Figure record listings:
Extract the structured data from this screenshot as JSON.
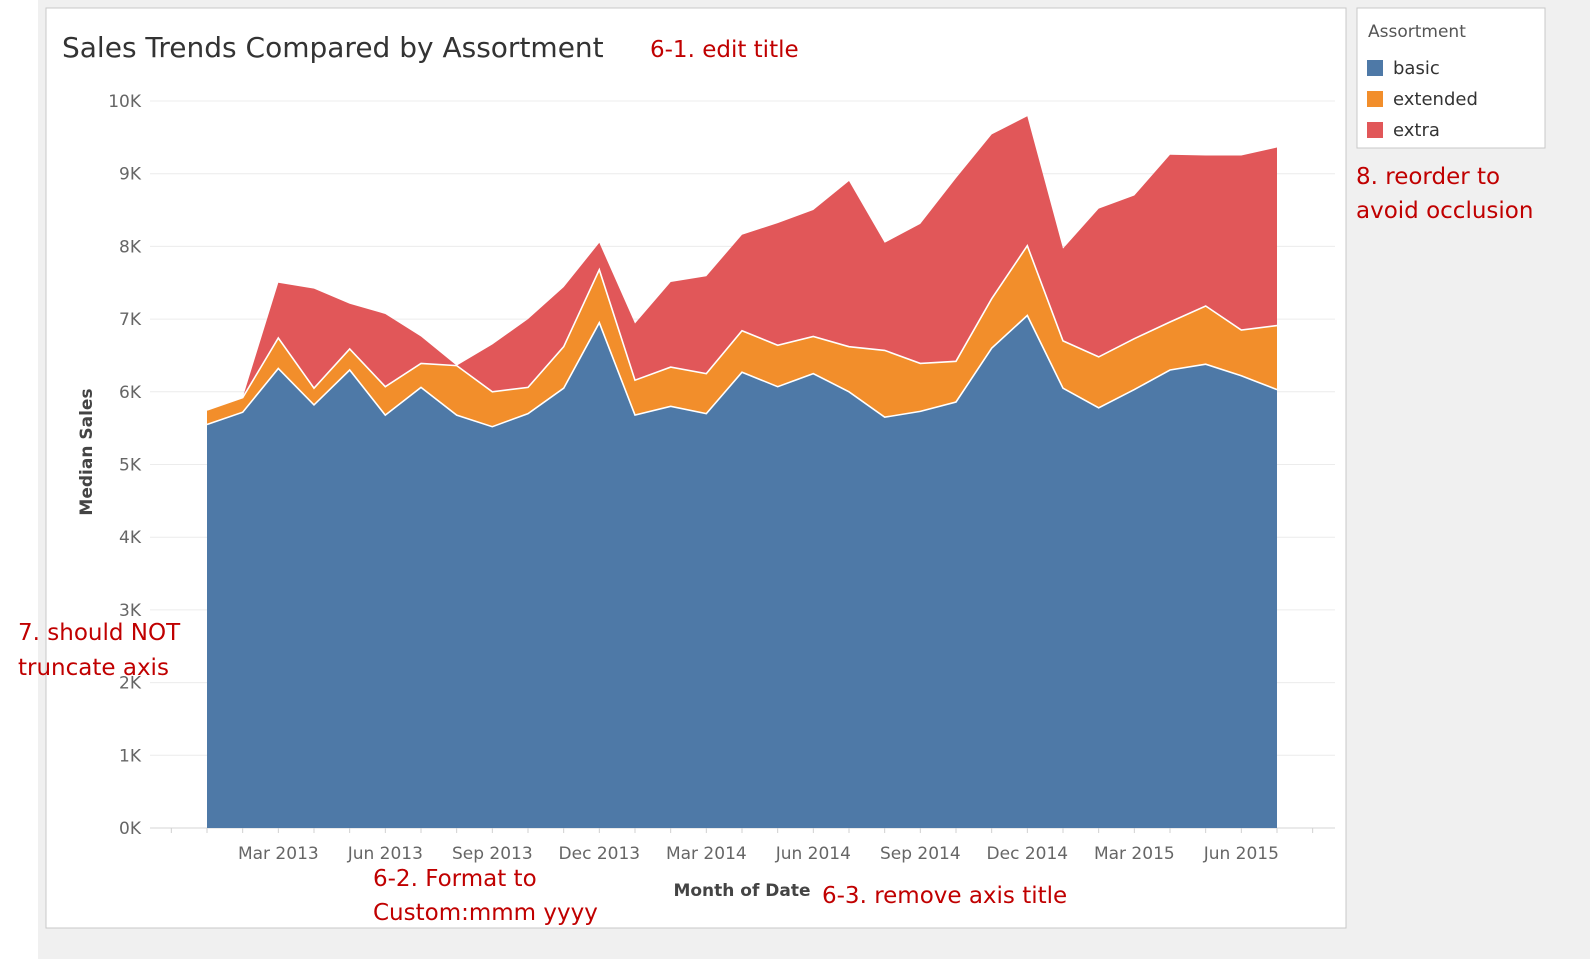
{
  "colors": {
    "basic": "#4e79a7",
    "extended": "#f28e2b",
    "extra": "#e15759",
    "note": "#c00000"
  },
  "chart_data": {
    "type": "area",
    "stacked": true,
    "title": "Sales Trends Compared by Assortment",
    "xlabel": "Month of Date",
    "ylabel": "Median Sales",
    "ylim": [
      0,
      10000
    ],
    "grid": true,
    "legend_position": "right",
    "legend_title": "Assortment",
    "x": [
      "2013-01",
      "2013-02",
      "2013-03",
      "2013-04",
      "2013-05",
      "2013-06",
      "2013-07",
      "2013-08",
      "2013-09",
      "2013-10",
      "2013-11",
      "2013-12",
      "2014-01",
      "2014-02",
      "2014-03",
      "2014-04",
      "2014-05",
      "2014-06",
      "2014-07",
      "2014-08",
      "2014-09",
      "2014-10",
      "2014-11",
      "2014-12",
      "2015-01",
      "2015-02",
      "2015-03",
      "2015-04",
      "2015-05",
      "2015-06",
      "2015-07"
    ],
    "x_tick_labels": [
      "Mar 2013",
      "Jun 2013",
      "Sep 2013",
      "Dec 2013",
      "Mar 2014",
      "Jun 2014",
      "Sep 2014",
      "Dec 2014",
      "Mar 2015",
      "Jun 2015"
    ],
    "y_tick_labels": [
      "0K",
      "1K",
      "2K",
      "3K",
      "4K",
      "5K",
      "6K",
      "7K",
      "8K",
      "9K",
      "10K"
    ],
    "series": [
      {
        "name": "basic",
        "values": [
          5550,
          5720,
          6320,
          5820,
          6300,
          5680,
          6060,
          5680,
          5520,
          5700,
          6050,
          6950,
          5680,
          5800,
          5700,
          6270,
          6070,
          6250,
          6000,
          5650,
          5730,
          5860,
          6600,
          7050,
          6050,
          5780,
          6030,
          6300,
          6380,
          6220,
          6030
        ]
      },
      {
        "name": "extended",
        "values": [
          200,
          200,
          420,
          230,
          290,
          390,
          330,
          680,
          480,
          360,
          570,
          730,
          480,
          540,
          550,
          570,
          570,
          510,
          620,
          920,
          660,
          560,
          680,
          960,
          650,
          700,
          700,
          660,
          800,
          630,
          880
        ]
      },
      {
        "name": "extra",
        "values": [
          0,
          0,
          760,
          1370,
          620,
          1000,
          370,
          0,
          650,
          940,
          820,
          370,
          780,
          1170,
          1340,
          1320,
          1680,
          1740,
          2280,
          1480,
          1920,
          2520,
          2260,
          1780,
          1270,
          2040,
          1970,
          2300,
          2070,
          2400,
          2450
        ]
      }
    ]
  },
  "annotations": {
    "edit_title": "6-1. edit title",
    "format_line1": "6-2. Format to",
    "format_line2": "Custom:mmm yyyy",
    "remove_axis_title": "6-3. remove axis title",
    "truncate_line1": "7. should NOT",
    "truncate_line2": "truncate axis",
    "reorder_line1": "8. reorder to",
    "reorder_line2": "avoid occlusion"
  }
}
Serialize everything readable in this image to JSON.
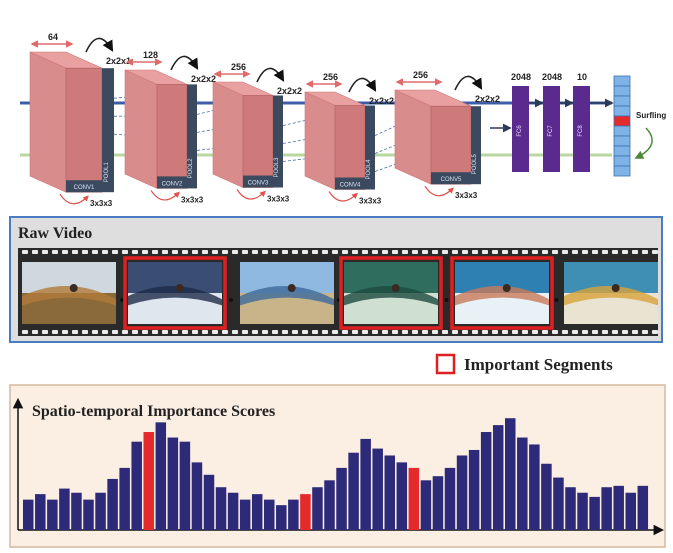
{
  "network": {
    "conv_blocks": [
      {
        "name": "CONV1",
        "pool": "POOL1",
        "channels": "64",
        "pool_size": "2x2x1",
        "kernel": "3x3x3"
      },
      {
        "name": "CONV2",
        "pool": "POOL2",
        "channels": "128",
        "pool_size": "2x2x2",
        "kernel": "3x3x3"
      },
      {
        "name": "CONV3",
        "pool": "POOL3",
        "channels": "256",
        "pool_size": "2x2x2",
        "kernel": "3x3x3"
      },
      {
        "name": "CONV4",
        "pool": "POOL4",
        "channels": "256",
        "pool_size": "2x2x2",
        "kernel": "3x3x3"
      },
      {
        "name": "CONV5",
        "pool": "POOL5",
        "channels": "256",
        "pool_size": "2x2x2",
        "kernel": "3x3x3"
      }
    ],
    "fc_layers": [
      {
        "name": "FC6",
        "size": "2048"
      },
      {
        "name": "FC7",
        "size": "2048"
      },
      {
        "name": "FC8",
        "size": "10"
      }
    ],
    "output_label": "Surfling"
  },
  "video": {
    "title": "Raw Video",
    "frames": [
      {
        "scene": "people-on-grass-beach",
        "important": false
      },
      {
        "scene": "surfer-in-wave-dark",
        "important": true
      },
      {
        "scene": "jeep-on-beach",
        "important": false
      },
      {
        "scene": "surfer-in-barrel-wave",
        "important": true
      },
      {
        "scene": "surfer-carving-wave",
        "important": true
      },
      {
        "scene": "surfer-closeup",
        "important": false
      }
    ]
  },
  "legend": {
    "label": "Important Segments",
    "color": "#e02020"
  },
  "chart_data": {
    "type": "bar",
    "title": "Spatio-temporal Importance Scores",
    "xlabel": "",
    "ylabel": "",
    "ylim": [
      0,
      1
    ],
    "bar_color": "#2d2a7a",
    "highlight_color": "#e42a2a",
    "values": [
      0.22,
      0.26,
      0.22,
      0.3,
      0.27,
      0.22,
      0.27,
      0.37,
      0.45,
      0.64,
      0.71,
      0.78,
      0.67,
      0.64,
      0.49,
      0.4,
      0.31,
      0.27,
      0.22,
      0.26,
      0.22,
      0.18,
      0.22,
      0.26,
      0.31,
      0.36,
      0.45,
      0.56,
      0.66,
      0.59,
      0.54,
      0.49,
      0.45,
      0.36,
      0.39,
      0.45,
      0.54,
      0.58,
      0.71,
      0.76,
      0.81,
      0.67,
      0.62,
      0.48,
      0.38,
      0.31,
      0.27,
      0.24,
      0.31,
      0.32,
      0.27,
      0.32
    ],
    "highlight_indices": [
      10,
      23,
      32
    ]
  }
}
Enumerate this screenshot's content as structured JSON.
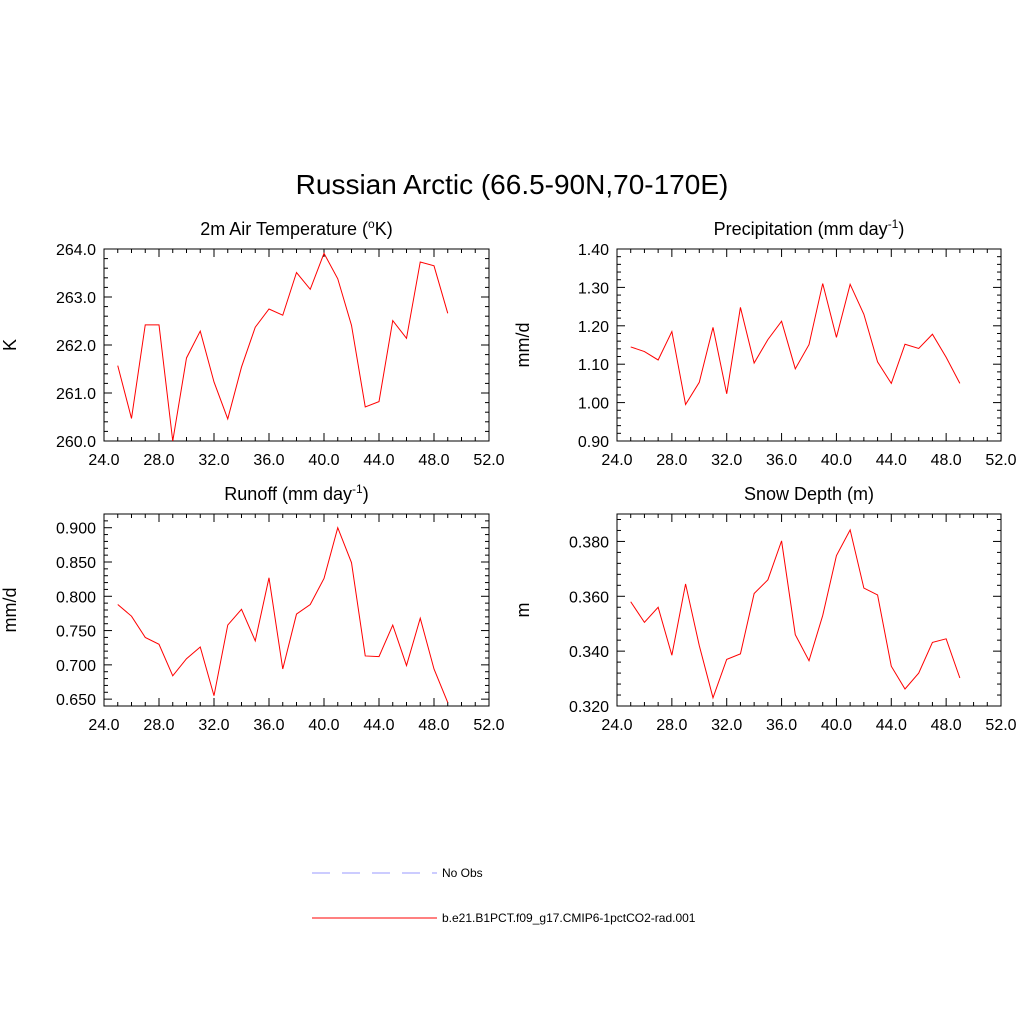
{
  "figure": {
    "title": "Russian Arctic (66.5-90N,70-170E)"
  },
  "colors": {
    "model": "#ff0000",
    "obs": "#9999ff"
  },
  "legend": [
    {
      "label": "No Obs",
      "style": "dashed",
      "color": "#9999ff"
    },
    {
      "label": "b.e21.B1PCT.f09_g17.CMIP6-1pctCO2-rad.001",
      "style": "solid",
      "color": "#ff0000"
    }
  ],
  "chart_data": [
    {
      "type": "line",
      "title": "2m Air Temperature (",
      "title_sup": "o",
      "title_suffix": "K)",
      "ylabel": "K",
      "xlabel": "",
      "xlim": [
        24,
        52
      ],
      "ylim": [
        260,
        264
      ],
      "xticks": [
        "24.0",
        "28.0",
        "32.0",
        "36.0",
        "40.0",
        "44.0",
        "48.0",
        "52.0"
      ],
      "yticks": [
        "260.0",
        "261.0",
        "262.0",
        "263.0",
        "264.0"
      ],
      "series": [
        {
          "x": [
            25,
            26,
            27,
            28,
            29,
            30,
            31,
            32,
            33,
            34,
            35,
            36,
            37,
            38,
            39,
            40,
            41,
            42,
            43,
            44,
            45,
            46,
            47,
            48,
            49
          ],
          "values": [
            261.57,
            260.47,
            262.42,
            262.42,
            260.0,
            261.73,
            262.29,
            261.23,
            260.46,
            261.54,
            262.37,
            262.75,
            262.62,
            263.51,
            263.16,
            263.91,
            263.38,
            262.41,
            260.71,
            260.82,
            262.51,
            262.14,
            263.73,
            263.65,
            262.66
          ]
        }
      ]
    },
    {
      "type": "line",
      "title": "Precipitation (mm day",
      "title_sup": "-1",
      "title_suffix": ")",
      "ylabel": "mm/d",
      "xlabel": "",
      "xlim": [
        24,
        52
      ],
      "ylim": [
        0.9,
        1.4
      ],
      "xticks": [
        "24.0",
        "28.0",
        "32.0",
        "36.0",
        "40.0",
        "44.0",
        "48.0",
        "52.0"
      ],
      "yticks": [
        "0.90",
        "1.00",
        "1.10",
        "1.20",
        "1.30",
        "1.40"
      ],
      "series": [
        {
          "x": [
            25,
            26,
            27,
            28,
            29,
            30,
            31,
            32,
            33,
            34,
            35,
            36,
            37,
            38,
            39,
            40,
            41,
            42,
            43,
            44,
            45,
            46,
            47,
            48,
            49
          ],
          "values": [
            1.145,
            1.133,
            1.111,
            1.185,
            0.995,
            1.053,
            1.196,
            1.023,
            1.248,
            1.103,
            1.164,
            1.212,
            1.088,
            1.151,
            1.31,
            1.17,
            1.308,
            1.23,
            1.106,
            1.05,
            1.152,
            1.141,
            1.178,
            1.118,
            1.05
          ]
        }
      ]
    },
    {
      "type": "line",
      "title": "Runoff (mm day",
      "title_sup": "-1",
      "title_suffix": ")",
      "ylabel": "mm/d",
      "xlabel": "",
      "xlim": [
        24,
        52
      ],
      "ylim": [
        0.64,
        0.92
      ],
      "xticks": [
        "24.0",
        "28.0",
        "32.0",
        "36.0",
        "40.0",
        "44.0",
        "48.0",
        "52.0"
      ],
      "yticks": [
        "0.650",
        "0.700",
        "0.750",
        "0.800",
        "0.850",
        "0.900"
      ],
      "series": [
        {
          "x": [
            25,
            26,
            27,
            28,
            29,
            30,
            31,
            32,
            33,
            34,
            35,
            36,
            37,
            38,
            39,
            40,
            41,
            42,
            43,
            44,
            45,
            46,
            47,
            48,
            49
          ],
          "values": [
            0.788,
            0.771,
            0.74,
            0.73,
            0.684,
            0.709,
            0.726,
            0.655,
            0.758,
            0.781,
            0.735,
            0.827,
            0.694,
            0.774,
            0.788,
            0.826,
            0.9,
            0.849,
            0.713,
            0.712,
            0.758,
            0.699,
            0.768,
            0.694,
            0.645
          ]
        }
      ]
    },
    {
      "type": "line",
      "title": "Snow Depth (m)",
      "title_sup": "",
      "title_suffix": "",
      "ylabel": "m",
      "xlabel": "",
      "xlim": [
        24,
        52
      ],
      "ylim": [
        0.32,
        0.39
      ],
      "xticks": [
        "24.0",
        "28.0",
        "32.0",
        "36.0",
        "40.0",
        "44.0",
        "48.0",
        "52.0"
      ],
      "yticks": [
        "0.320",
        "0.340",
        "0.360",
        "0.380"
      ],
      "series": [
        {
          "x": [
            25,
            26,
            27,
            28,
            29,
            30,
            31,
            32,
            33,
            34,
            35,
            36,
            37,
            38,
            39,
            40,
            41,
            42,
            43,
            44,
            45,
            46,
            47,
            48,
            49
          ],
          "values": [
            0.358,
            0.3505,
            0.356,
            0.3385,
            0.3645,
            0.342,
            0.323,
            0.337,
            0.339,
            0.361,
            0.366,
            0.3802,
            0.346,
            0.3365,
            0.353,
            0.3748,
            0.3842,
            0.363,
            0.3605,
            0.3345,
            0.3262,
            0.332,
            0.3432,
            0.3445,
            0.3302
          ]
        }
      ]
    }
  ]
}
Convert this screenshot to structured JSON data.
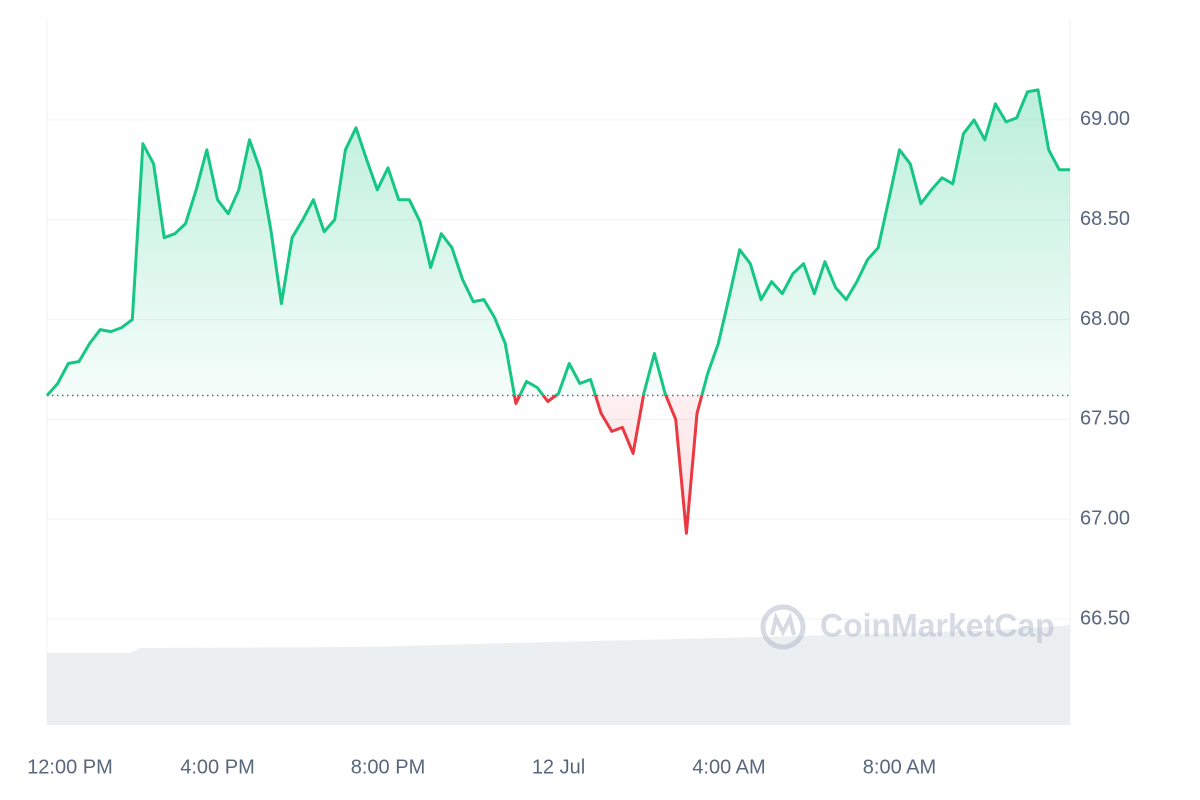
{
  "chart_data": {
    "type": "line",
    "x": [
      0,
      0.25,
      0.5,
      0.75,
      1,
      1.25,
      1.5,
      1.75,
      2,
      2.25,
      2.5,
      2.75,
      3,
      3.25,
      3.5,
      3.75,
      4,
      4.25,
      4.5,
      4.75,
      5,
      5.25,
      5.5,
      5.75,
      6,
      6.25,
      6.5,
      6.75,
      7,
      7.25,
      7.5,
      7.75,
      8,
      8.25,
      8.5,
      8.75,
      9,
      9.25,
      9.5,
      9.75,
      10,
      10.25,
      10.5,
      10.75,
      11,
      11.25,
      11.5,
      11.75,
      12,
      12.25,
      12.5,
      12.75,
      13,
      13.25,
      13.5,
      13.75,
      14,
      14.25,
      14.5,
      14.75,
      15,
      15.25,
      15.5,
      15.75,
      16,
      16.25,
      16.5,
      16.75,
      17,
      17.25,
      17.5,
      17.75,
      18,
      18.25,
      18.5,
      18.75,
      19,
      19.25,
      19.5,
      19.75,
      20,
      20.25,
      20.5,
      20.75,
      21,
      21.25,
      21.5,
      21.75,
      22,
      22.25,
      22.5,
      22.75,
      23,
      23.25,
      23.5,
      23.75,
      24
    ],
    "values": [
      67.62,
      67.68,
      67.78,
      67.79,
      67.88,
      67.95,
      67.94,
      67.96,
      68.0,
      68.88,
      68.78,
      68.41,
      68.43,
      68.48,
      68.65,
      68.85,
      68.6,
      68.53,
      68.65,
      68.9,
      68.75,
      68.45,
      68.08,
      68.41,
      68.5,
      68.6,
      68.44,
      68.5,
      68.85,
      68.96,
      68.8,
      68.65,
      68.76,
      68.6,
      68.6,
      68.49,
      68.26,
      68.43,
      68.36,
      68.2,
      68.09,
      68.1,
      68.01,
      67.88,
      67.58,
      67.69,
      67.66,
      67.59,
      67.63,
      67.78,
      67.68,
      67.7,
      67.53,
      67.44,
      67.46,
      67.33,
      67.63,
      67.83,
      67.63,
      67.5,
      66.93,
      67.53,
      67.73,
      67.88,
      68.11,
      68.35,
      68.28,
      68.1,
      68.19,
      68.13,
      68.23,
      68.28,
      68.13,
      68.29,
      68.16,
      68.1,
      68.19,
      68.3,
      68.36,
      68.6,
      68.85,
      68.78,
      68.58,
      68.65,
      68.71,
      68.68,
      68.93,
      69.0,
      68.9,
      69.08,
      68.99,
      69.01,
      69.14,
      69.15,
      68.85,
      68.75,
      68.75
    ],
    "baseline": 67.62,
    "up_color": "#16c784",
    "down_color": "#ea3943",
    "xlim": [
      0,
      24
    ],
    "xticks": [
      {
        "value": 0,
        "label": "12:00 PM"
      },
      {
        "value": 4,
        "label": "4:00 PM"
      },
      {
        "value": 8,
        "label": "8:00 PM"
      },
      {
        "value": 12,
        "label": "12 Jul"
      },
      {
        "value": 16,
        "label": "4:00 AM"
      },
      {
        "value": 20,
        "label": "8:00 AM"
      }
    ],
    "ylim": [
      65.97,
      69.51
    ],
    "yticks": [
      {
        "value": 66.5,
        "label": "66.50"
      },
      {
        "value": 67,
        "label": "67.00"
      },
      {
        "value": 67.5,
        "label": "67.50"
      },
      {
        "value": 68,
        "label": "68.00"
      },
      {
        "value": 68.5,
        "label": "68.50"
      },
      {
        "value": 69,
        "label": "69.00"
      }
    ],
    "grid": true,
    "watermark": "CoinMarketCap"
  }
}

__Task brief__
Check each line of the records for the word "Assortment" and extract those that contain it.

__Worked solution__
    "title": "Sales Trends Compared by Assortment",
    "legend_title": "Assortment",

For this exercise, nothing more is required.